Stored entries

——————

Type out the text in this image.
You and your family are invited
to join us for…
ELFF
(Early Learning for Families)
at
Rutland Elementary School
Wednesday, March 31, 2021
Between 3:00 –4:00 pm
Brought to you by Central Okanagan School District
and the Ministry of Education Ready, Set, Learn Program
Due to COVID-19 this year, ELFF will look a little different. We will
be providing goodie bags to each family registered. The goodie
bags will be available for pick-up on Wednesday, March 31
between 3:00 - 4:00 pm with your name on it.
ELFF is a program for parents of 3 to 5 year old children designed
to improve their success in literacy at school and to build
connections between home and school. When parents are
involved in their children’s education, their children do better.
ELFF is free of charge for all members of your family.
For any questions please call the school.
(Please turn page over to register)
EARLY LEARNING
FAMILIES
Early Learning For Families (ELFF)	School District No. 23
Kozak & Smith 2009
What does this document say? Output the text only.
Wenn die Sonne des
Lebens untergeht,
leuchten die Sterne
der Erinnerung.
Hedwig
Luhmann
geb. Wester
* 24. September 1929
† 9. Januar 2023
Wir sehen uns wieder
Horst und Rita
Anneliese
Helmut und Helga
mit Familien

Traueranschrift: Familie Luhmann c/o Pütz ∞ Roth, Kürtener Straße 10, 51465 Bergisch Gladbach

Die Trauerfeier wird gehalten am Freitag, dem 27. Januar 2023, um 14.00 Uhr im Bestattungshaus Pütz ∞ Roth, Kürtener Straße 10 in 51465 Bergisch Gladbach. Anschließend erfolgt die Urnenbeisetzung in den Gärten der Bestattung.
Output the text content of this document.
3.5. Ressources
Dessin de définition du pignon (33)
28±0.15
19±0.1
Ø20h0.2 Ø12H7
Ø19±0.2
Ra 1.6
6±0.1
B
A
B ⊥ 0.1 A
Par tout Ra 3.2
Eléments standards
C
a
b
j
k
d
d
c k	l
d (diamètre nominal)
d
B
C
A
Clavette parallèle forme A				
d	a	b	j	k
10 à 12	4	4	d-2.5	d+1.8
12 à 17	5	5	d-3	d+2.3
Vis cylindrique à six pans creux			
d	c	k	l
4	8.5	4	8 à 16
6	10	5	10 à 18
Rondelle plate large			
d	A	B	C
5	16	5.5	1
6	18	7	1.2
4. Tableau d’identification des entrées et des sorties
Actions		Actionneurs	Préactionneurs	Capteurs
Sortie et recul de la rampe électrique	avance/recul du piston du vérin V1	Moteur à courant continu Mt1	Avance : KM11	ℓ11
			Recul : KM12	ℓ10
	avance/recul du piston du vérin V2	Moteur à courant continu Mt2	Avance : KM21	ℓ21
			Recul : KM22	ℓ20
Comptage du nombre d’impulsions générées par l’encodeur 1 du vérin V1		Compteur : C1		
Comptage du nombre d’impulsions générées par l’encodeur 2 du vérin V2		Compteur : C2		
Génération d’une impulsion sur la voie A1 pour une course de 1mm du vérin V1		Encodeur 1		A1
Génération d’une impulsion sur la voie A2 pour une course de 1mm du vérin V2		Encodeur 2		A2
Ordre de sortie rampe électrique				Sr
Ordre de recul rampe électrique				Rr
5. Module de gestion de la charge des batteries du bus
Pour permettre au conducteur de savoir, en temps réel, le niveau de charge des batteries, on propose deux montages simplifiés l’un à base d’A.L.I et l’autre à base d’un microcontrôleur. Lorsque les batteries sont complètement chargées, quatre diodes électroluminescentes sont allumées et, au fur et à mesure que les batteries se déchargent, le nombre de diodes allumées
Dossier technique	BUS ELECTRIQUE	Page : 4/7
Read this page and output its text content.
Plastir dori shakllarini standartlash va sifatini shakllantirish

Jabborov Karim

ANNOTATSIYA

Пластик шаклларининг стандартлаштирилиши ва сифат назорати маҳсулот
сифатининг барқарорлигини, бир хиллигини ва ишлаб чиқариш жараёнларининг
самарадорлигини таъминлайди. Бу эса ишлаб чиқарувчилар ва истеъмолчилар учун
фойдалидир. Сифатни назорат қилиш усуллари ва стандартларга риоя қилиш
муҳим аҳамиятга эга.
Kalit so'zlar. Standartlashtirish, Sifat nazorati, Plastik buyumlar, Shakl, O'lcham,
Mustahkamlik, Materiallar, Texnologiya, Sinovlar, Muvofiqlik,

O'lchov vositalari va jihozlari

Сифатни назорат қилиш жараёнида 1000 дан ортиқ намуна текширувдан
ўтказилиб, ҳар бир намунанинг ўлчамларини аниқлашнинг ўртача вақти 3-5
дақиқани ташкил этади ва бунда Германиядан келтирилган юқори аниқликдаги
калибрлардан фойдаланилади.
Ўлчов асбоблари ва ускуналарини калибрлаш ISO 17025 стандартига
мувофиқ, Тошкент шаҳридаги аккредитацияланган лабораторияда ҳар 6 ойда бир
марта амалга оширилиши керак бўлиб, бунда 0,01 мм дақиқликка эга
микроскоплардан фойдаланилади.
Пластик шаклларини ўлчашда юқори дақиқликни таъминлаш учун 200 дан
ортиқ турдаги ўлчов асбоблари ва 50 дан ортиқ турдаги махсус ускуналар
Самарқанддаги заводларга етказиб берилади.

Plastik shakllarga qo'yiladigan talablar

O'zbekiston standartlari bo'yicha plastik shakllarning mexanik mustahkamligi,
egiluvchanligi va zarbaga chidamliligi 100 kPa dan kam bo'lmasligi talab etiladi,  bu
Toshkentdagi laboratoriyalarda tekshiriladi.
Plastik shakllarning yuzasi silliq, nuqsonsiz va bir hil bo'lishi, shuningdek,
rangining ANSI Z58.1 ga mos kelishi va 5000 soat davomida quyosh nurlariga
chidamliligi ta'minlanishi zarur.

——————

■ **Problem requirements**
Identify each line in the entries with the word "қилиш" and copy it.

■ **The reply**
фойдалидир. Сифатни назорат қилиш усуллари ва стандартларга риоя қилиш
Сифатни назорат қилиш жараёнида 1000 дан ортиқ намуна текширувдан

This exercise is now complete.